What is being asked:
Report the count of lines below that include "help", without any other text.

__________________________________________________

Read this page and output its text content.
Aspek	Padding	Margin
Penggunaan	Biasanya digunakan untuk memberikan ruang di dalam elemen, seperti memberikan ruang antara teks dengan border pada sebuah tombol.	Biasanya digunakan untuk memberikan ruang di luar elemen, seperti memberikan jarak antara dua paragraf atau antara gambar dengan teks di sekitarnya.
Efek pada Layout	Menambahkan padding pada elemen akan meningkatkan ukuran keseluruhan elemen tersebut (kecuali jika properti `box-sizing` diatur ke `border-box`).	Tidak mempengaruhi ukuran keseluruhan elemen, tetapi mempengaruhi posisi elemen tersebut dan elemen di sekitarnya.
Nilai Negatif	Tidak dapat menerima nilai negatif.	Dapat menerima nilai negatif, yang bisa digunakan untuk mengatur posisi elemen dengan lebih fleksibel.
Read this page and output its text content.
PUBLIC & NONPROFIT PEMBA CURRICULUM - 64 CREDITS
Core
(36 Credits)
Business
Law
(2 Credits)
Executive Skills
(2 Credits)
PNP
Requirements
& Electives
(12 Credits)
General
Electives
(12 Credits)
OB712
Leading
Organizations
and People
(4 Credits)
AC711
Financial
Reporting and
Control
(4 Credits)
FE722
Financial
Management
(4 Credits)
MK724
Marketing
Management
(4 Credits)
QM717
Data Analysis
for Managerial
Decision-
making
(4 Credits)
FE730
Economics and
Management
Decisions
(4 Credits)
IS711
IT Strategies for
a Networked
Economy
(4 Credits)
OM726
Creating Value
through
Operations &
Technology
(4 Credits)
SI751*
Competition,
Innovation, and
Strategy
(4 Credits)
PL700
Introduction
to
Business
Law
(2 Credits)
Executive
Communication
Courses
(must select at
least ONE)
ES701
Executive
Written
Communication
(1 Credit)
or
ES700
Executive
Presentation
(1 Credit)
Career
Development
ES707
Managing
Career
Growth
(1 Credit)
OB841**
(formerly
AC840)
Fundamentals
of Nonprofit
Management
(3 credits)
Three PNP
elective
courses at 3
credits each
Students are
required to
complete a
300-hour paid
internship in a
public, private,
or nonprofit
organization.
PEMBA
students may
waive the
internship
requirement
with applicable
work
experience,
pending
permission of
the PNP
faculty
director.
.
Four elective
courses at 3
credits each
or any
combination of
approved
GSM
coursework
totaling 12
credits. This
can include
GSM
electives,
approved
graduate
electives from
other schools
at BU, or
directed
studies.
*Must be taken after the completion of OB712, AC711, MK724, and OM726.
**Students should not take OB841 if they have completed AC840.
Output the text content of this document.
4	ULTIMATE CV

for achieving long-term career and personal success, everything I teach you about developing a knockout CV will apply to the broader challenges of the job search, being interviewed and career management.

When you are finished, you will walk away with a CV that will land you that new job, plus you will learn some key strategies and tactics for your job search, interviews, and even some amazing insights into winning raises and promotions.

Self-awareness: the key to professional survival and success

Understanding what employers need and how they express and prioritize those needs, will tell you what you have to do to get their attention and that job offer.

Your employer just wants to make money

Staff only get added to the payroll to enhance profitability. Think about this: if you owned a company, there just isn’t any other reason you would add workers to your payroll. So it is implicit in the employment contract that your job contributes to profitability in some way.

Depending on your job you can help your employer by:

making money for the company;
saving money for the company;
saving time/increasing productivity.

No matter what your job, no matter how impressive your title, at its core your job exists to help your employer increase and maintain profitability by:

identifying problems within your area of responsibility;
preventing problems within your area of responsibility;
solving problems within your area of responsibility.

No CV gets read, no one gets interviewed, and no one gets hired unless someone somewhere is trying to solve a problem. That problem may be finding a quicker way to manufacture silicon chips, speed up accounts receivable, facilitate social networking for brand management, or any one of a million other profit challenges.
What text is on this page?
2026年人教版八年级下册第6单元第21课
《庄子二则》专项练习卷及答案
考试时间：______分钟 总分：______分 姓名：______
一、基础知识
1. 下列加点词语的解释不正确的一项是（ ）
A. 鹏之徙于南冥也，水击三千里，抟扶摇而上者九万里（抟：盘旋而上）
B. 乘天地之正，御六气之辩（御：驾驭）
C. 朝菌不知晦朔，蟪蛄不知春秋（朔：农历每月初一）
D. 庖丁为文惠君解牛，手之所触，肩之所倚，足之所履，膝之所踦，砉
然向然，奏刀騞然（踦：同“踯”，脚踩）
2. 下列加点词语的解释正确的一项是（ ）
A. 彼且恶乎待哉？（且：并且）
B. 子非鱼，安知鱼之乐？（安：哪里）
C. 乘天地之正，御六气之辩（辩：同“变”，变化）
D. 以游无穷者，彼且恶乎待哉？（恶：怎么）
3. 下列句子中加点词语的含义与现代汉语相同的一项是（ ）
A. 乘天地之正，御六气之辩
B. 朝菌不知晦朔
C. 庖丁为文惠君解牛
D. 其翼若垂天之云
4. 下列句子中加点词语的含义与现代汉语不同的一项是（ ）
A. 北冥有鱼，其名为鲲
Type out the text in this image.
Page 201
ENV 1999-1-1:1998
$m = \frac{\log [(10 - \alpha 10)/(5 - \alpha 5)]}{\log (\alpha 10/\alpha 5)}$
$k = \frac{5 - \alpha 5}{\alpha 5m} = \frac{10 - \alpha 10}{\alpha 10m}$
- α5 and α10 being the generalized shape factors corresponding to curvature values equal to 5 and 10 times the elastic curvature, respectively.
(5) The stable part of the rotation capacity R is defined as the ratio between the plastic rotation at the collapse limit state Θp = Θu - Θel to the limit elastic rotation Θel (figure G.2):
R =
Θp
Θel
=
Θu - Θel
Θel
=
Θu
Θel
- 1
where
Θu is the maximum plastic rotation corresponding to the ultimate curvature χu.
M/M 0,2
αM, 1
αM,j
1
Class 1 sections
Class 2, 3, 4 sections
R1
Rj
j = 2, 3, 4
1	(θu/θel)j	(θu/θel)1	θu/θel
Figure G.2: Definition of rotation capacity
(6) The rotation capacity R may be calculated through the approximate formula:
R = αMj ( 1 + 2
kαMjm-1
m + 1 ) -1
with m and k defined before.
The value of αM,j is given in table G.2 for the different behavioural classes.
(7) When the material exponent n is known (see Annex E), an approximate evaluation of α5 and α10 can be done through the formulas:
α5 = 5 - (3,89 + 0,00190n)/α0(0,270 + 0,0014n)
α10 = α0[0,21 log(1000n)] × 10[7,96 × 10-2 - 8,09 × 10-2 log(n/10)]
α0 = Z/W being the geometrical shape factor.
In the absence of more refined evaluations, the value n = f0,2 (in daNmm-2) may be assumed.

__________________________________________________

Task response:
2